## Instructions to follow
Reproduce every line of the material below, but drop the pictures.

## Information provided
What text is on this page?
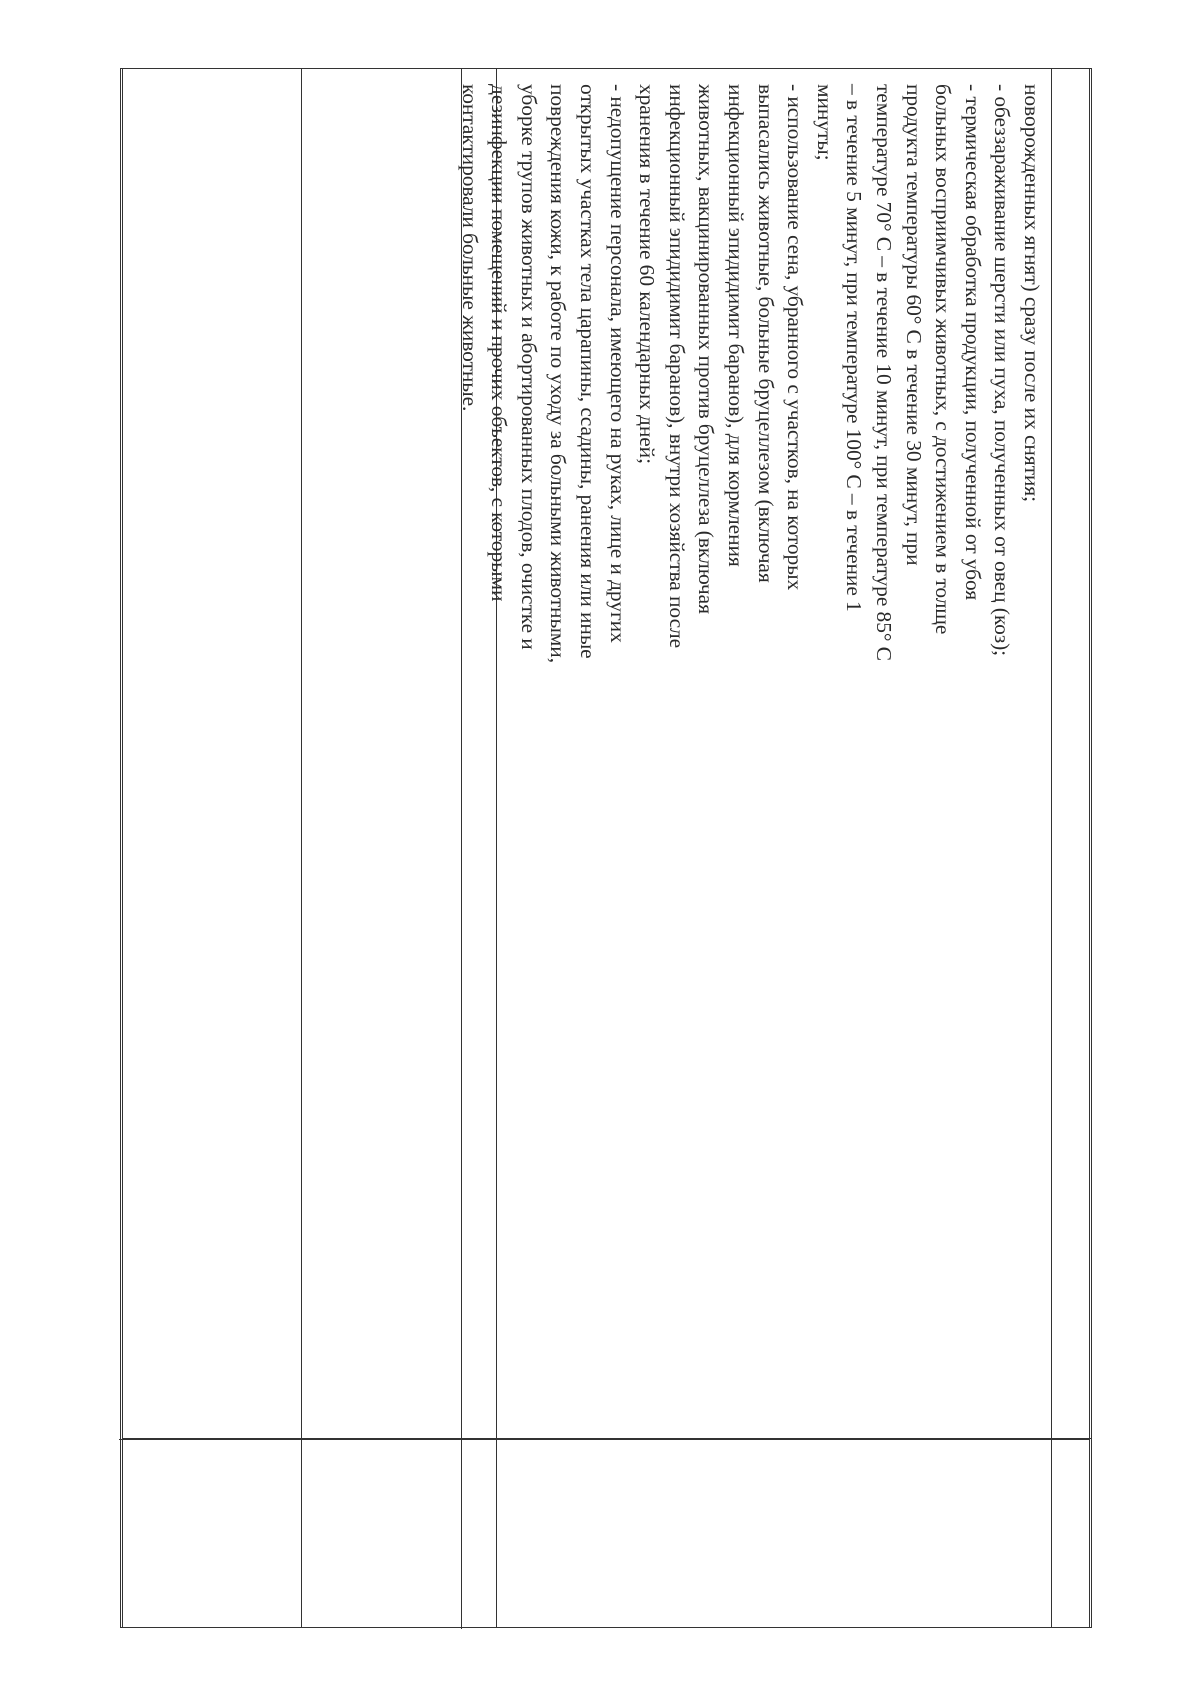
новорожденных ягнят) сразу после их снятия;
- обеззараживание шерсти или пуха, полученных от овец (коз);
- термическая обработка продукции, полученной от убоя
больных восприимчивых животных, с достижением в толще
продукта температуры 60° С в течение 30 минут, при
температуре 70° С – в течение 10 минут, при температуре 85° С
– в течение 5 минут, при температуре 100° С – в течение 1
минуты;
- использование сена, убранного с участков, на которых
выпасались животные, больные бруцеллезом (включая
инфекционный эпидидимит баранов), для кормления
животных, вакцинированных против бруцеллеза (включая
инфекционный эпидидимит баранов), внутри хозяйства после
хранения в течение 60 календарных дней;
- недопущение персонала, имеющего на руках, лице и других
открытых участках тела царапины, ссадины, ранения или иные
повреждения кожи, к работе по уходу за больными животными,
уборке трупов животных и абортированных плодов, очистке и
дезинфекции помещений и прочих объектов, с которыми
контактировали больные животные.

## Final result
What text is on this page?
новорожденных ягнят) сразу после их снятия;
- обеззараживание шерсти или пуха, полученных от овец (коз);
- термическая обработка продукции, полученной от убоя
больных восприимчивых животных, с достижением в толще
продукта температуры 60° С в течение 30 минут, при
температуре 70° С – в течение 10 минут, при температуре 85° С
– в течение 5 минут, при температуре 100° С – в течение 1
минуты;
- использование сена, убранного с участков, на которых
выпасались животные, больные бруцеллезом (включая
инфекционный эпидидимит баранов), для кормления
животных, вакцинированных против бруцеллеза (включая
инфекционный эпидидимит баранов), внутри хозяйства после
хранения в течение 60 календарных дней;
- недопущение персонала, имеющего на руках, лице и других
открытых участках тела царапины, ссадины, ранения или иные
повреждения кожи, к работе по уходу за больными животными,
уборке трупов животных и абортированных плодов, очистке и
дезинфекции помещений и прочих объектов, с которыми
контактировали больные животные.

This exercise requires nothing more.